§ WHAT THE EXERCISE ASKS: Every line below is to be quoted exactly, with nothing added or dropped.

Start of SUPPLIED MATERIAL

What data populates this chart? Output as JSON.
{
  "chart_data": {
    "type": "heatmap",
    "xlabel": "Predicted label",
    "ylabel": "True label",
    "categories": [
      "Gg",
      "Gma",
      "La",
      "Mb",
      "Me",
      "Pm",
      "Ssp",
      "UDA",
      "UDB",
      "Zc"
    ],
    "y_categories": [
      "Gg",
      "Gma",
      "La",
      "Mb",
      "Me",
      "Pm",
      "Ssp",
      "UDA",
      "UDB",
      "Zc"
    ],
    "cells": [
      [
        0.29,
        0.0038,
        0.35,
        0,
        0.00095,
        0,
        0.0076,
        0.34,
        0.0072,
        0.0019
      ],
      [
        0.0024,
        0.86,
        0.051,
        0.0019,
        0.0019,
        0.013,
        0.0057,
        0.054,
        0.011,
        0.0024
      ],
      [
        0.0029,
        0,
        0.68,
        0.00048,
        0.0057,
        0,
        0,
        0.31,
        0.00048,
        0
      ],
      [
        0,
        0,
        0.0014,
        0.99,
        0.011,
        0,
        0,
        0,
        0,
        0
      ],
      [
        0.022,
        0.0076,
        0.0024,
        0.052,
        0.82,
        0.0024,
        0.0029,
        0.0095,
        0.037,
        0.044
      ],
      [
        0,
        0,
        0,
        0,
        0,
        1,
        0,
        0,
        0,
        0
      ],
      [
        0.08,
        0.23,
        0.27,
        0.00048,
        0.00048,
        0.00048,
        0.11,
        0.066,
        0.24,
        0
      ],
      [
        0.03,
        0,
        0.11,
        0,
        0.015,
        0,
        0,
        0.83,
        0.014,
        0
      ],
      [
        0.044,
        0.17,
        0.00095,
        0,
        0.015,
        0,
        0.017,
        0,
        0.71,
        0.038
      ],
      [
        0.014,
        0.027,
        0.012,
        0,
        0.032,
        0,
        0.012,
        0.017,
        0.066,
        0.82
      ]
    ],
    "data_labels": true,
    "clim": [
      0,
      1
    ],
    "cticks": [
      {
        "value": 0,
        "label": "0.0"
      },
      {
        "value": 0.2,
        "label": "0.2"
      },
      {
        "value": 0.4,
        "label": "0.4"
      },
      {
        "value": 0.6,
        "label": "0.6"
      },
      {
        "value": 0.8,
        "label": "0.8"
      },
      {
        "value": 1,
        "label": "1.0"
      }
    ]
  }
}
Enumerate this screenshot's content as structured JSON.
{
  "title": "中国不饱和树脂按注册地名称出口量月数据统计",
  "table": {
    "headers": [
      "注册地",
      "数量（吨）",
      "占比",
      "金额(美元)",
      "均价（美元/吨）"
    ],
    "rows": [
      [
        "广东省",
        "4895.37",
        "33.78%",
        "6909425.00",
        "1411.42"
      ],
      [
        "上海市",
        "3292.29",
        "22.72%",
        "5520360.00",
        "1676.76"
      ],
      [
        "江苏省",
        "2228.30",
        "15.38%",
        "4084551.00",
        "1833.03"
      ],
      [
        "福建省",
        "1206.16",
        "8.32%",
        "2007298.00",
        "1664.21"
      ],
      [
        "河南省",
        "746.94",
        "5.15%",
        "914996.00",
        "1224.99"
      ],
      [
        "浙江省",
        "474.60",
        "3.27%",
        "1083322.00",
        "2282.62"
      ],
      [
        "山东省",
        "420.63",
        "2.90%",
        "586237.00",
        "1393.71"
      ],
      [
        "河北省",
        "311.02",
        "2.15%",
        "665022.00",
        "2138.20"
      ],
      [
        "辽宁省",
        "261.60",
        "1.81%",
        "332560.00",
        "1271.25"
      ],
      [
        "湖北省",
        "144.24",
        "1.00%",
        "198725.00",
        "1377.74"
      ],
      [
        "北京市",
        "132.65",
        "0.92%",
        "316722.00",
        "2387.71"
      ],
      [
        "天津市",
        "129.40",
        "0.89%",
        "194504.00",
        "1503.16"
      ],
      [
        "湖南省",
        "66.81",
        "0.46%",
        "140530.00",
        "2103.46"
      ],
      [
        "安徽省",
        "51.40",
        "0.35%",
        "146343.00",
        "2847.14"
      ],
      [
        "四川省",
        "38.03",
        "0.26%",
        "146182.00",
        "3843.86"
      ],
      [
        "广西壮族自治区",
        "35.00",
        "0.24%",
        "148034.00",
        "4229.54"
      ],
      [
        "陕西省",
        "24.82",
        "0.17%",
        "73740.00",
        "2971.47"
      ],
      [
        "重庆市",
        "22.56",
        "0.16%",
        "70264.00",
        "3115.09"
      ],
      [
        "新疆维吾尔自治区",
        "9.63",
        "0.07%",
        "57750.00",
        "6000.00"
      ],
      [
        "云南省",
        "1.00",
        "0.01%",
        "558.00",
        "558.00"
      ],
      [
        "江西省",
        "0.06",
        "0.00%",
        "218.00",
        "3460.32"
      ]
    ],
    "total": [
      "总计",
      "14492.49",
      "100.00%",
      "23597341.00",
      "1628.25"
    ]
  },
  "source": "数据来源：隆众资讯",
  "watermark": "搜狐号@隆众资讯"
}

End of SUPPLIED MATERIAL

§ RESULT:
What data populates this chart? Output as JSON.
{
  "chart_data": {
    "type": "heatmap",
    "xlabel": "Predicted label",
    "ylabel": "True label",
    "categories": [
      "Gg",
      "Gma",
      "La",
      "Mb",
      "Me",
      "Pm",
      "Ssp",
      "UDA",
      "UDB",
      "Zc"
    ],
    "y_categories": [
      "Gg",
      "Gma",
      "La",
      "Mb",
      "Me",
      "Pm",
      "Ssp",
      "UDA",
      "UDB",
      "Zc"
    ],
    "cells": [
      [
        0.29,
        0.0038,
        0.35,
        0,
        0.00095,
        0,
        0.0076,
        0.34,
        0.0072,
        0.0019
      ],
      [
        0.0024,
        0.86,
        0.051,
        0.0019,
        0.0019,
        0.013,
        0.0057,
        0.054,
        0.011,
        0.0024
      ],
      [
        0.0029,
        0,
        0.68,
        0.00048,
        0.0057,
        0,
        0,
        0.31,
        0.00048,
        0
      ],
      [
        0,
        0,
        0.0014,
        0.99,
        0.011,
        0,
        0,
        0,
        0,
        0
      ],
      [
        0.022,
        0.0076,
        0.0024,
        0.052,
        0.82,
        0.0024,
        0.0029,
        0.0095,
        0.037,
        0.044
      ],
      [
        0,
        0,
        0,
        0,
        0,
        1,
        0,
        0,
        0,
        0
      ],
      [
        0.08,
        0.23,
        0.27,
        0.00048,
        0.00048,
        0.00048,
        0.11,
        0.066,
        0.24,
        0
      ],
      [
        0.03,
        0,
        0.11,
        0,
        0.015,
        0,
        0,
        0.83,
        0.014,
        0
      ],
      [
        0.044,
        0.17,
        0.00095,
        0,
        0.015,
        0,
        0.017,
        0,
        0.71,
        0.038
      ],
      [
        0.014,
        0.027,
        0.012,
        0,
        0.032,
        0,
        0.012,
        0.017,
        0.066,
        0.82
      ]
    ],
    "data_labels": true,
    "clim": [
      0,
      1
    ],
    "cticks": [
      {
        "value": 0,
        "label": "0.0"
      },
      {
        "value": 0.2,
        "label": "0.2"
      },
      {
        "value": 0.4,
        "label": "0.4"
      },
      {
        "value": 0.6,
        "label": "0.6"
      },
      {
        "value": 0.8,
        "label": "0.8"
      },
      {
        "value": 1,
        "label": "1.0"
      }
    ]
  }
}
Enumerate this screenshot's content as structured JSON.
{
  "title": "中国不饱和树脂按注册地名称出口量月数据统计",
  "table": {
    "headers": [
      "注册地",
      "数量（吨）",
      "占比",
      "金额(美元)",
      "均价（美元/吨）"
    ],
    "rows": [
      [
        "广东省",
        "4895.37",
        "33.78%",
        "6909425.00",
        "1411.42"
      ],
      [
        "上海市",
        "3292.29",
        "22.72%",
        "5520360.00",
        "1676.76"
      ],
      [
        "江苏省",
        "2228.30",
        "15.38%",
        "4084551.00",
        "1833.03"
      ],
      [
        "福建省",
        "1206.16",
        "8.32%",
        "2007298.00",
        "1664.21"
      ],
      [
        "河南省",
        "746.94",
        "5.15%",
        "914996.00",
        "1224.99"
      ],
      [
        "浙江省",
        "474.60",
        "3.27%",
        "1083322.00",
        "2282.62"
      ],
      [
        "山东省",
        "420.63",
        "2.90%",
        "586237.00",
        "1393.71"
      ],
      [
        "河北省",
        "311.02",
        "2.15%",
        "665022.00",
        "2138.20"
      ],
      [
        "辽宁省",
        "261.60",
        "1.81%",
        "332560.00",
        "1271.25"
      ],
      [
        "湖北省",
        "144.24",
        "1.00%",
        "198725.00",
        "1377.74"
      ],
      [
        "北京市",
        "132.65",
        "0.92%",
        "316722.00",
        "2387.71"
      ],
      [
        "天津市",
        "129.40",
        "0.89%",
        "194504.00",
        "1503.16"
      ],
      [
        "湖南省",
        "66.81",
        "0.46%",
        "140530.00",
        "2103.46"
      ],
      [
        "安徽省",
        "51.40",
        "0.35%",
        "146343.00",
        "2847.14"
      ],
      [
        "四川省",
        "38.03",
        "0.26%",
        "146182.00",
        "3843.86"
      ],
      [
        "广西壮族自治区",
        "35.00",
        "0.24%",
        "148034.00",
        "4229.54"
      ],
      [
        "陕西省",
        "24.82",
        "0.17%",
        "73740.00",
        "2971.47"
      ],
      [
        "重庆市",
        "22.56",
        "0.16%",
        "70264.00",
        "3115.09"
      ],
      [
        "新疆维吾尔自治区",
        "9.63",
        "0.07%",
        "57750.00",
        "6000.00"
      ],
      [
        "云南省",
        "1.00",
        "0.01%",
        "558.00",
        "558.00"
      ],
      [
        "江西省",
        "0.06",
        "0.00%",
        "218.00",
        "3460.32"
      ]
    ],
    "total": [
      "总计",
      "14492.49",
      "100.00%",
      "23597341.00",
      "1628.25"
    ]
  },
  "source": "数据来源：隆众资讯",
  "watermark": "搜狐号@隆众资讯"
}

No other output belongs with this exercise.